▶ [Written exercise]: Reproduce the records exactly.

▶ [Input rows]:
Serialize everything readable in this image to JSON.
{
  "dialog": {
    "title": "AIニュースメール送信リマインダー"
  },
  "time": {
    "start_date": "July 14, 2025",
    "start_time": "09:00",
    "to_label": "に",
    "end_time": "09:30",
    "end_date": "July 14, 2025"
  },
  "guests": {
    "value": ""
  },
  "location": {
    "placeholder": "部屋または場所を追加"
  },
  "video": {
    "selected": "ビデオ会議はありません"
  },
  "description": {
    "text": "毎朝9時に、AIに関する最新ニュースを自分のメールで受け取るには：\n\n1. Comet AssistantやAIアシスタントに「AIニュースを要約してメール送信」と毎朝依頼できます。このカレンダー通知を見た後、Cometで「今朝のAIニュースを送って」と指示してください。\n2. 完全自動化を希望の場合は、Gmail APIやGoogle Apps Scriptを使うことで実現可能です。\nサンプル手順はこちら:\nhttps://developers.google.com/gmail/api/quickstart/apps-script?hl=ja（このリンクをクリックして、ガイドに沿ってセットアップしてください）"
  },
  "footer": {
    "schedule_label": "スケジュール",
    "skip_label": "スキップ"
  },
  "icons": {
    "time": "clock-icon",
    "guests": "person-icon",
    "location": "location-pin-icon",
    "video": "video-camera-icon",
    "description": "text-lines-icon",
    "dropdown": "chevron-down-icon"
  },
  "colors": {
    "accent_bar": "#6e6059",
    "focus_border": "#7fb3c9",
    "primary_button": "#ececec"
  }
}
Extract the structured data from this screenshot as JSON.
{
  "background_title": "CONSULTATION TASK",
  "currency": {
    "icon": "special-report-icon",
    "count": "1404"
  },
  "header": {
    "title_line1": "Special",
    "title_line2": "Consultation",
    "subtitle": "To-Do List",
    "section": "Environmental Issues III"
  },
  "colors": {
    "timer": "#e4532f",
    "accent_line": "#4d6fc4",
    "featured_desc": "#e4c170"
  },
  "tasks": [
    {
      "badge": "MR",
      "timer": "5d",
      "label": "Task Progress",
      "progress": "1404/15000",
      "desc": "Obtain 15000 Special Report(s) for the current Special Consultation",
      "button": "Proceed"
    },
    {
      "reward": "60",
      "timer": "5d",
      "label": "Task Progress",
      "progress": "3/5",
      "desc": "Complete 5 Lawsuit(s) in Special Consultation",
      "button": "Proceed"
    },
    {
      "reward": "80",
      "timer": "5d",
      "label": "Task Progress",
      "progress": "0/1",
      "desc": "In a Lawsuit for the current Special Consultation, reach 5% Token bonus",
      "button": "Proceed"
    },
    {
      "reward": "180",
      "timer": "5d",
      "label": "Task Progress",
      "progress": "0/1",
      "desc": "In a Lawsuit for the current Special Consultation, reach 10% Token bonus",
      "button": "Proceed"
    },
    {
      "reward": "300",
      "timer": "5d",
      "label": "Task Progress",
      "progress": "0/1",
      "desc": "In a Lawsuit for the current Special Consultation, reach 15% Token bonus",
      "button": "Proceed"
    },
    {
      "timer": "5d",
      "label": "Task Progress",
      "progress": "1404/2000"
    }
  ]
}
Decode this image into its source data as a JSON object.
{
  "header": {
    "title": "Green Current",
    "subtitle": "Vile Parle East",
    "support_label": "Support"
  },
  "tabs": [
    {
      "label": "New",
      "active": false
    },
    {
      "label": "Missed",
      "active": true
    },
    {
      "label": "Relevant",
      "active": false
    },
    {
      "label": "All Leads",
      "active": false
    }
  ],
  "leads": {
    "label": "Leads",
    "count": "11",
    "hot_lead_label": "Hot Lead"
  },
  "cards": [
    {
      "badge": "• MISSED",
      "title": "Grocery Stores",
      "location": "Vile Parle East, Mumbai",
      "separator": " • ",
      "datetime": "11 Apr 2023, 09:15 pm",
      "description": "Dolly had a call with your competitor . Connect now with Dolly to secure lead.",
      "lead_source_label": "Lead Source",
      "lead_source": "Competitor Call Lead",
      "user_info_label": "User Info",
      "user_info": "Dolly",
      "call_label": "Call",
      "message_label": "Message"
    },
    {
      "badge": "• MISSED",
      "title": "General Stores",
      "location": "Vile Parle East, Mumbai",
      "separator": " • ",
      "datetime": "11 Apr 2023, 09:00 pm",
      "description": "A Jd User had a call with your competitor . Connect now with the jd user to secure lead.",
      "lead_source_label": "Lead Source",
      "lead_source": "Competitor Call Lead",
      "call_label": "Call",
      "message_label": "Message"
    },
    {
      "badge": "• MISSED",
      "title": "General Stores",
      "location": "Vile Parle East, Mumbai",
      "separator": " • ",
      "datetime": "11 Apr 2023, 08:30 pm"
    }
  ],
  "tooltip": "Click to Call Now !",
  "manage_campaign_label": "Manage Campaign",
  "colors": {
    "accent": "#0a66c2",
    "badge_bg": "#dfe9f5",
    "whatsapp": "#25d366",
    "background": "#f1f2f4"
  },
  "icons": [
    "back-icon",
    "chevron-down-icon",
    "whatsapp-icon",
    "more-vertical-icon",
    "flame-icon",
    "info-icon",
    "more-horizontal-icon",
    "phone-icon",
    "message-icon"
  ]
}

▶ [Task response]:
Serialize everything readable in this image to JSON.
{
  "dialog": {
    "title": "AIニュースメール送信リマインダー"
  },
  "time": {
    "start_date": "July 14, 2025",
    "start_time": "09:00",
    "to_label": "に",
    "end_time": "09:30",
    "end_date": "July 14, 2025"
  },
  "guests": {
    "value": ""
  },
  "location": {
    "placeholder": "部屋または場所を追加"
  },
  "video": {
    "selected": "ビデオ会議はありません"
  },
  "description": {
    "text": "毎朝9時に、AIに関する最新ニュースを自分のメールで受け取るには：\n\n1. Comet AssistantやAIアシスタントに「AIニュースを要約してメール送信」と毎朝依頼できます。このカレンダー通知を見た後、Cometで「今朝のAIニュースを送って」と指示してください。\n2. 完全自動化を希望の場合は、Gmail APIやGoogle Apps Scriptを使うことで実現可能です。\nサンプル手順はこちら:\nhttps://developers.google.com/gmail/api/quickstart/apps-script?hl=ja（このリンクをクリックして、ガイドに沿ってセットアップしてください）"
  },
  "footer": {
    "schedule_label": "スケジュール",
    "skip_label": "スキップ"
  },
  "icons": {
    "time": "clock-icon",
    "guests": "person-icon",
    "location": "location-pin-icon",
    "video": "video-camera-icon",
    "description": "text-lines-icon",
    "dropdown": "chevron-down-icon"
  },
  "colors": {
    "accent_bar": "#6e6059",
    "focus_border": "#7fb3c9",
    "primary_button": "#ececec"
  }
}
Extract the structured data from this screenshot as JSON.
{
  "background_title": "CONSULTATION TASK",
  "currency": {
    "icon": "special-report-icon",
    "count": "1404"
  },
  "header": {
    "title_line1": "Special",
    "title_line2": "Consultation",
    "subtitle": "To-Do List",
    "section": "Environmental Issues III"
  },
  "colors": {
    "timer": "#e4532f",
    "accent_line": "#4d6fc4",
    "featured_desc": "#e4c170"
  },
  "tasks": [
    {
      "badge": "MR",
      "timer": "5d",
      "label": "Task Progress",
      "progress": "1404/15000",
      "desc": "Obtain 15000 Special Report(s) for the current Special Consultation",
      "button": "Proceed"
    },
    {
      "reward": "60",
      "timer": "5d",
      "label": "Task Progress",
      "progress": "3/5",
      "desc": "Complete 5 Lawsuit(s) in Special Consultation",
      "button": "Proceed"
    },
    {
      "reward": "80",
      "timer": "5d",
      "label": "Task Progress",
      "progress": "0/1",
      "desc": "In a Lawsuit for the current Special Consultation, reach 5% Token bonus",
      "button": "Proceed"
    },
    {
      "reward": "180",
      "timer": "5d",
      "label": "Task Progress",
      "progress": "0/1",
      "desc": "In a Lawsuit for the current Special Consultation, reach 10% Token bonus",
      "button": "Proceed"
    },
    {
      "reward": "300",
      "timer": "5d",
      "label": "Task Progress",
      "progress": "0/1",
      "desc": "In a Lawsuit for the current Special Consultation, reach 15% Token bonus",
      "button": "Proceed"
    },
    {
      "timer": "5d",
      "label": "Task Progress",
      "progress": "1404/2000"
    }
  ]
}
Decode this image into its source data as a JSON object.
{
  "header": {
    "title": "Green Current",
    "subtitle": "Vile Parle East",
    "support_label": "Support"
  },
  "tabs": [
    {
      "label": "New",
      "active": false
    },
    {
      "label": "Missed",
      "active": true
    },
    {
      "label": "Relevant",
      "active": false
    },
    {
      "label": "All Leads",
      "active": false
    }
  ],
  "leads": {
    "label": "Leads",
    "count": "11",
    "hot_lead_label": "Hot Lead"
  },
  "cards": [
    {
      "badge": "• MISSED",
      "title": "Grocery Stores",
      "location": "Vile Parle East, Mumbai",
      "separator": " • ",
      "datetime": "11 Apr 2023, 09:15 pm",
      "description": "Dolly had a call with your competitor . Connect now with Dolly to secure lead.",
      "lead_source_label": "Lead Source",
      "lead_source": "Competitor Call Lead",
      "user_info_label": "User Info",
      "user_info": "Dolly",
      "call_label": "Call",
      "message_label": "Message"
    },
    {
      "badge": "• MISSED",
      "title": "General Stores",
      "location": "Vile Parle East, Mumbai",
      "separator": " • ",
      "datetime": "11 Apr 2023, 09:00 pm",
      "description": "A Jd User had a call with your competitor . Connect now with the jd user to secure lead.",
      "lead_source_label": "Lead Source",
      "lead_source": "Competitor Call Lead",
      "call_label": "Call",
      "message_label": "Message"
    },
    {
      "badge": "• MISSED",
      "title": "General Stores",
      "location": "Vile Parle East, Mumbai",
      "separator": " • ",
      "datetime": "11 Apr 2023, 08:30 pm"
    }
  ],
  "tooltip": "Click to Call Now !",
  "manage_campaign_label": "Manage Campaign",
  "colors": {
    "accent": "#0a66c2",
    "badge_bg": "#dfe9f5",
    "whatsapp": "#25d366",
    "background": "#f1f2f4"
  },
  "icons": [
    "back-icon",
    "chevron-down-icon",
    "whatsapp-icon",
    "more-vertical-icon",
    "flame-icon",
    "info-icon",
    "more-horizontal-icon",
    "phone-icon",
    "message-icon"
  ]
}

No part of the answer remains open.